Dataset excerpt:
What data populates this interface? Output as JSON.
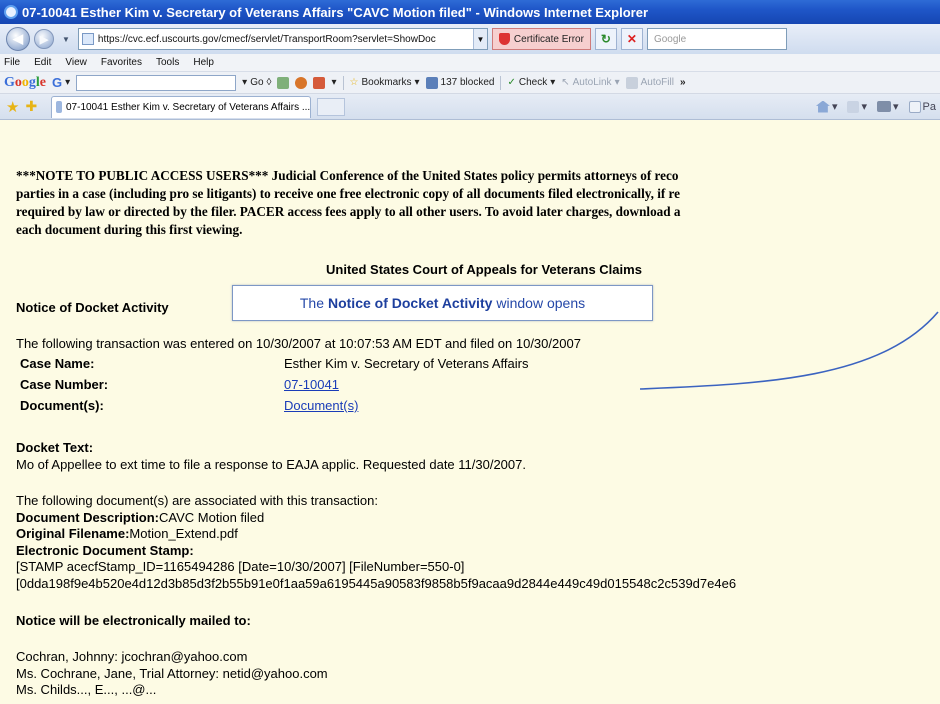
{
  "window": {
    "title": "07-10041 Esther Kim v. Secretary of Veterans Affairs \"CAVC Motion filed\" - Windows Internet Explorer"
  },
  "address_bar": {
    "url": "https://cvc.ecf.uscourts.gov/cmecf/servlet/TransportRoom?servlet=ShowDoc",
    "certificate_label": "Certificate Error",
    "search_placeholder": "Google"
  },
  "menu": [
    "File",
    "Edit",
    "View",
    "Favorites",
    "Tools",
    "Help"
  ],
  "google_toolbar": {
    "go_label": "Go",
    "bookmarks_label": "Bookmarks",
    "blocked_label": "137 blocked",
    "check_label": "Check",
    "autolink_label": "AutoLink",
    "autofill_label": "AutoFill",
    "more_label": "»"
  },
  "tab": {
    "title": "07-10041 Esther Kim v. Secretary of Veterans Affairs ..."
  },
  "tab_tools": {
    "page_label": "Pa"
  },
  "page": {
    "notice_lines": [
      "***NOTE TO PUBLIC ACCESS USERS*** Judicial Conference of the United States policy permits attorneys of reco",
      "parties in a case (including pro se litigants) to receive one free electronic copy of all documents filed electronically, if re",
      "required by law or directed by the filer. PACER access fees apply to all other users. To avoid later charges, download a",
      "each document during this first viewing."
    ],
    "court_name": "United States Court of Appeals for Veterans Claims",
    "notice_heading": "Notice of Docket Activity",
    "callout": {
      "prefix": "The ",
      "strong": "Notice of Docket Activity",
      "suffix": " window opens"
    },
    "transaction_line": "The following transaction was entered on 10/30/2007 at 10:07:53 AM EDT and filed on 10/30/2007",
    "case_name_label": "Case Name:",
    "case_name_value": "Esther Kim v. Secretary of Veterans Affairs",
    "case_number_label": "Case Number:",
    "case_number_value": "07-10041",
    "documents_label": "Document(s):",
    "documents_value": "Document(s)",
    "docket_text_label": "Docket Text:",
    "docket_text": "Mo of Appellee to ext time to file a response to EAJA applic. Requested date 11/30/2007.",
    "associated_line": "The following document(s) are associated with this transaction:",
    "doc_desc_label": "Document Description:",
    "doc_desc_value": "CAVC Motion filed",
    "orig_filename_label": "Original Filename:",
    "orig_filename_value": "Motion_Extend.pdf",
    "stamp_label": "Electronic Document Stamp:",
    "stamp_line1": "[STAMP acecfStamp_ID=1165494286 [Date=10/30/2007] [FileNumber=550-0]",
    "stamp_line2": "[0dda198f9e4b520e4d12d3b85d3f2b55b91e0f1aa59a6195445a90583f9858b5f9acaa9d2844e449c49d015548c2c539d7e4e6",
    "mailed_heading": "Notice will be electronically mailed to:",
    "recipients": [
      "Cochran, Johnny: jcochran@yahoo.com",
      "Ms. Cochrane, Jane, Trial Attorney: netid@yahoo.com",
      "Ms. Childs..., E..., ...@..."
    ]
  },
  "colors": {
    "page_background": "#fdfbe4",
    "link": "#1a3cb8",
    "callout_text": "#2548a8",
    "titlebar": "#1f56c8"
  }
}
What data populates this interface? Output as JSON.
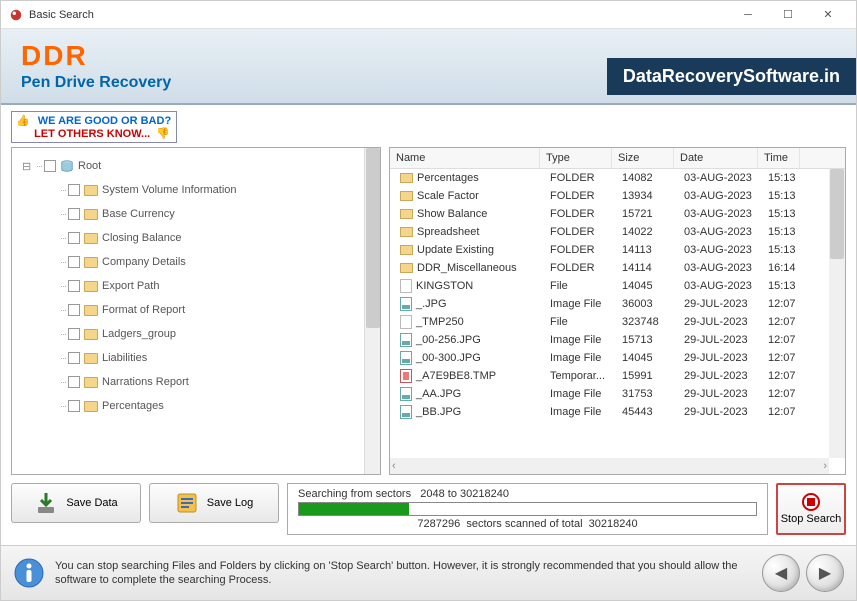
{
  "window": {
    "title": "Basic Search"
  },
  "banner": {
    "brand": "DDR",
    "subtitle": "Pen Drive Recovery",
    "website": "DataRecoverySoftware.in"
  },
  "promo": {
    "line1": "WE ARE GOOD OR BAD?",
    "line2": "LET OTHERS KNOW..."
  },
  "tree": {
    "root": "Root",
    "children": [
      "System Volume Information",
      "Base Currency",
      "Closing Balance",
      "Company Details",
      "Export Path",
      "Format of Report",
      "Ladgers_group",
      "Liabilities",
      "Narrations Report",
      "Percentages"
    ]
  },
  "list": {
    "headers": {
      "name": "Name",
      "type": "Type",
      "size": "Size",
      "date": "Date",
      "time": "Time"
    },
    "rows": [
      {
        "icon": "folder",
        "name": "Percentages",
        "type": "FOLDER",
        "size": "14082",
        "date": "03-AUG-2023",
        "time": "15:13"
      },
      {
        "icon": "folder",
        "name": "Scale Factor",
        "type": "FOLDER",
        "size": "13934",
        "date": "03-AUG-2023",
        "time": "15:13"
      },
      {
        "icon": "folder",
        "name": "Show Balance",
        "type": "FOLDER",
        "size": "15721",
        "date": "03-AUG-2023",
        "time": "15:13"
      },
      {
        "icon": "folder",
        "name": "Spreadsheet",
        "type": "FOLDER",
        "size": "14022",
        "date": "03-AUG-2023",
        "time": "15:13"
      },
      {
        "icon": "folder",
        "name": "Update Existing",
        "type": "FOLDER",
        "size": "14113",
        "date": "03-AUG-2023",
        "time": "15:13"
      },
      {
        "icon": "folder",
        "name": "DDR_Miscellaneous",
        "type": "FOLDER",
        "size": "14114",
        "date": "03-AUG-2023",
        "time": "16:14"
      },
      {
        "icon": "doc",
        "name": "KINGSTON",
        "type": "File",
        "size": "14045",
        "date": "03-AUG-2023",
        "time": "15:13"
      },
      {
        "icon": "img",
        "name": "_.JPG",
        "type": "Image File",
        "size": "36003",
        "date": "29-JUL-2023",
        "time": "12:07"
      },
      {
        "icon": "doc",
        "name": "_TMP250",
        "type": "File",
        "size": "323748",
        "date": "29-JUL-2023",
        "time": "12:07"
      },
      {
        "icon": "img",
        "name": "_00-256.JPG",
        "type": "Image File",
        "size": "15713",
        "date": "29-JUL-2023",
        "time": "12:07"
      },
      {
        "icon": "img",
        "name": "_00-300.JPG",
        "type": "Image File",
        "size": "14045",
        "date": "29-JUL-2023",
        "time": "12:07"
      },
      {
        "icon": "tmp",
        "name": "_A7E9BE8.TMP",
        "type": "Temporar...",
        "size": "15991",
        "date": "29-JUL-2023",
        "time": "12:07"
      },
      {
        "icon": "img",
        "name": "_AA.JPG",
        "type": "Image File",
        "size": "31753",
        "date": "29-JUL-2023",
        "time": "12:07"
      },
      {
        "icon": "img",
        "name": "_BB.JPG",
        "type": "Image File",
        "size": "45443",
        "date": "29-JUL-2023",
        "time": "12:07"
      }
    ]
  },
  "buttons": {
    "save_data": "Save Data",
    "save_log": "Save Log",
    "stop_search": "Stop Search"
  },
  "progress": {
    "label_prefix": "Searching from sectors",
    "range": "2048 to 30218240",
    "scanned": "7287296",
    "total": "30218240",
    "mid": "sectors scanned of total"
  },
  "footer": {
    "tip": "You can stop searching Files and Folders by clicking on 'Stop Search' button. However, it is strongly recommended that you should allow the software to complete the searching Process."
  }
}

▶ _STATED GOAL_: Search the data above for the word "States", then gather each line in which it appears.

▶ _FINAL RESULT_:
      "***NOTE TO PUBLIC ACCESS USERS*** Judicial Conference of the United States policy permits attorneys of reco",
    "court_name": "United States Court of Appeals for Veterans Claims",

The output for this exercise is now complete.